> To do: Which lines contain the string "Anmeldung"? Please list every one of them.

> Data for this exercise:

:::

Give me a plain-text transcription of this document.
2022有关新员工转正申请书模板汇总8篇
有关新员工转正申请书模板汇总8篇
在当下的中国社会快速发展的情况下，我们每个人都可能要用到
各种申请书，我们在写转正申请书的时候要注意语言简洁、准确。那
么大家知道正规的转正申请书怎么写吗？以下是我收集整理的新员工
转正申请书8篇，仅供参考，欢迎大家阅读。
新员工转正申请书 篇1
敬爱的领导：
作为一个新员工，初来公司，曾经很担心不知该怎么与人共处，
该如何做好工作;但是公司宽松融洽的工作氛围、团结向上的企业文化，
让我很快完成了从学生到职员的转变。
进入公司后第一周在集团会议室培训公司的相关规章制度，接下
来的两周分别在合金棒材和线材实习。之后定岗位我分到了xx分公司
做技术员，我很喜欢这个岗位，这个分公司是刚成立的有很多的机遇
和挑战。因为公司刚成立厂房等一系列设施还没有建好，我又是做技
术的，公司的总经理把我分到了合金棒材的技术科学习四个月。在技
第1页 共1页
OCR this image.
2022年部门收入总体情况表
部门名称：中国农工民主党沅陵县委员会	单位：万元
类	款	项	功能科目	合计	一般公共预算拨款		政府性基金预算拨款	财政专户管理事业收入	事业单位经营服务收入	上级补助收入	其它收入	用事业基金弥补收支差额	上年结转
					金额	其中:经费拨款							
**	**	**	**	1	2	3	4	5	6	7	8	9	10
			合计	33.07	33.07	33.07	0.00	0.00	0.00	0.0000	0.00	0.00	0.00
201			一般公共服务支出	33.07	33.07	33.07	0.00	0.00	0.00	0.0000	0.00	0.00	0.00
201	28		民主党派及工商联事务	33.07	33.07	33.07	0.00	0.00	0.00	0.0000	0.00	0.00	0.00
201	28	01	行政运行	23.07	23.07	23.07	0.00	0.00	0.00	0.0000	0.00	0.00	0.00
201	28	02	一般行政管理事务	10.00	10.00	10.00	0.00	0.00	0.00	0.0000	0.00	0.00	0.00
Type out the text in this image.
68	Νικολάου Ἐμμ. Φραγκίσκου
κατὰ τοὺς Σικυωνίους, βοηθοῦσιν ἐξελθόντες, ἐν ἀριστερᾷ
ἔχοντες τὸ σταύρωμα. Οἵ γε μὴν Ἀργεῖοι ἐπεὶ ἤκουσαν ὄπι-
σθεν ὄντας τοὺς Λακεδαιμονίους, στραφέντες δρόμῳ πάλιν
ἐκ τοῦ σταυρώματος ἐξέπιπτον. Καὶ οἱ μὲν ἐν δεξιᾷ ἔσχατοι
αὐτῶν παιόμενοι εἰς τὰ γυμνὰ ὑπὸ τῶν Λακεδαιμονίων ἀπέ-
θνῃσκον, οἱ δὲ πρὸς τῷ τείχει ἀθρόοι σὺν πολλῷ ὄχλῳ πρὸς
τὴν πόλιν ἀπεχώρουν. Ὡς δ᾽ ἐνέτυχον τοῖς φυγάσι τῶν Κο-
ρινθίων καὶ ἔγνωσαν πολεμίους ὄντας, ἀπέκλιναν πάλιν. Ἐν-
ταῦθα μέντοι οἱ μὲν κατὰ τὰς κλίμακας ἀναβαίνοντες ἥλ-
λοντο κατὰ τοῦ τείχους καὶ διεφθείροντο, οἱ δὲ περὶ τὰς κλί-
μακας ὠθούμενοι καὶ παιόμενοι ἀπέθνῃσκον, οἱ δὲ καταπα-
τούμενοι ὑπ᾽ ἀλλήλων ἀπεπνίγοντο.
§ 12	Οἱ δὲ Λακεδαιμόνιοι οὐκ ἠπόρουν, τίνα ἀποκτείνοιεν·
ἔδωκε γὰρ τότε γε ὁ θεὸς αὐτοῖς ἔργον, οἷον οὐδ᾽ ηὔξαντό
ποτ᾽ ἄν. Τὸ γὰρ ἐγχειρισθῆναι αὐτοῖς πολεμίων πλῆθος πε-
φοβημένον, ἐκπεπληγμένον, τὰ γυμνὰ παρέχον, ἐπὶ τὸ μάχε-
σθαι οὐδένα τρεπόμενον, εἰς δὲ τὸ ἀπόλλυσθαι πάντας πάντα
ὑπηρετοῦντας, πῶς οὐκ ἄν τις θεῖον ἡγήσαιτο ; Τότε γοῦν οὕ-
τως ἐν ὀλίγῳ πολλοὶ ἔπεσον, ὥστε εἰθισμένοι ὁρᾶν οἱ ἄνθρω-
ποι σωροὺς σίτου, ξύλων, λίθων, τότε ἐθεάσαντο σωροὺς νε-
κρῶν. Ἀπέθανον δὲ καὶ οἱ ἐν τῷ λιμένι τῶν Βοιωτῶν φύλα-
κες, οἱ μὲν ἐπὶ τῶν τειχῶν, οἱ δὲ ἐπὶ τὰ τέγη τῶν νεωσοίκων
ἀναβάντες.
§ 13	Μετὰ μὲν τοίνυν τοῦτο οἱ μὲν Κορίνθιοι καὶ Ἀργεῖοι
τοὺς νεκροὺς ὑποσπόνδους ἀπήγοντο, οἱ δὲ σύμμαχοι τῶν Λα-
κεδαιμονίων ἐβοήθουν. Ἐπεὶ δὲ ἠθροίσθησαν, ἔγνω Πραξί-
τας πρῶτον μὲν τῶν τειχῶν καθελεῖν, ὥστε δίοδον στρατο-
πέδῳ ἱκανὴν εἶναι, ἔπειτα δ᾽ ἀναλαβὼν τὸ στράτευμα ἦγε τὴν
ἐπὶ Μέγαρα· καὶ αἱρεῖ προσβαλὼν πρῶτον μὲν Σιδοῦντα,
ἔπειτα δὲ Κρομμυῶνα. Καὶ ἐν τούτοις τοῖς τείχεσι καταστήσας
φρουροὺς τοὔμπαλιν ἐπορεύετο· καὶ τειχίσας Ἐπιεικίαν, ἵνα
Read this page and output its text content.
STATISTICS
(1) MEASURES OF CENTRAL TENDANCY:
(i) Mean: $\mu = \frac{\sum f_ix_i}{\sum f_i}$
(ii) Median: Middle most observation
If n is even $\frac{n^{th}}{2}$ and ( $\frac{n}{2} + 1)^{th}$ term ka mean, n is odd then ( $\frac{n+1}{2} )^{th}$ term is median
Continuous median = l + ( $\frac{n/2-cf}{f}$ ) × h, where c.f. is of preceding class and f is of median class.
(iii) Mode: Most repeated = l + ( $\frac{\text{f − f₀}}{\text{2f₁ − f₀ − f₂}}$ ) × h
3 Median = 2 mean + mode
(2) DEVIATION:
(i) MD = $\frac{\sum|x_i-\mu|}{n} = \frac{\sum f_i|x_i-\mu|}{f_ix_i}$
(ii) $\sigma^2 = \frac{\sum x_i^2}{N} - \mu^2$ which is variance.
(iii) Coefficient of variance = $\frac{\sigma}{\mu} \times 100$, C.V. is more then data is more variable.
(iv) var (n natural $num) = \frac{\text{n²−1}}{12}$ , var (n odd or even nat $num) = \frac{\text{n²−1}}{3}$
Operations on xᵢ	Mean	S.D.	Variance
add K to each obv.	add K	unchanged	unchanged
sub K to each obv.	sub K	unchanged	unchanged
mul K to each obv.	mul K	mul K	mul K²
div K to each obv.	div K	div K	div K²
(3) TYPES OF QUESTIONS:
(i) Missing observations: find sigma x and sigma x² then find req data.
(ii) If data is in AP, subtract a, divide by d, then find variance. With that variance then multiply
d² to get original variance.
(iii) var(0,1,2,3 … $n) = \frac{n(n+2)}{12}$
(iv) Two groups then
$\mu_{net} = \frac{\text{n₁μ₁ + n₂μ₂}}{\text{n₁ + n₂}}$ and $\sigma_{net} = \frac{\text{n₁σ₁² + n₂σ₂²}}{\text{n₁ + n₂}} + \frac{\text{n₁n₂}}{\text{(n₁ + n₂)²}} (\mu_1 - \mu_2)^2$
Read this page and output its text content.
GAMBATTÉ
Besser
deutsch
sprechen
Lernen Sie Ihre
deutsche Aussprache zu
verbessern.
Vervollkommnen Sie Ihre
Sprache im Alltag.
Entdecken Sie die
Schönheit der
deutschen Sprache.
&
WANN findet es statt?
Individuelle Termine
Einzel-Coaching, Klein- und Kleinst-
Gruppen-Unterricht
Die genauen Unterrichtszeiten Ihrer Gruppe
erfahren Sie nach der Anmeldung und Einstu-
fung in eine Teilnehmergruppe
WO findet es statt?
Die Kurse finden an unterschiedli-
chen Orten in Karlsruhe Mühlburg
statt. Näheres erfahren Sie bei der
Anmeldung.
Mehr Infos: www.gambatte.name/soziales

:::

> Result for this task:
erfahren Sie nach der Anmeldung und Einstu-
Anmeldung.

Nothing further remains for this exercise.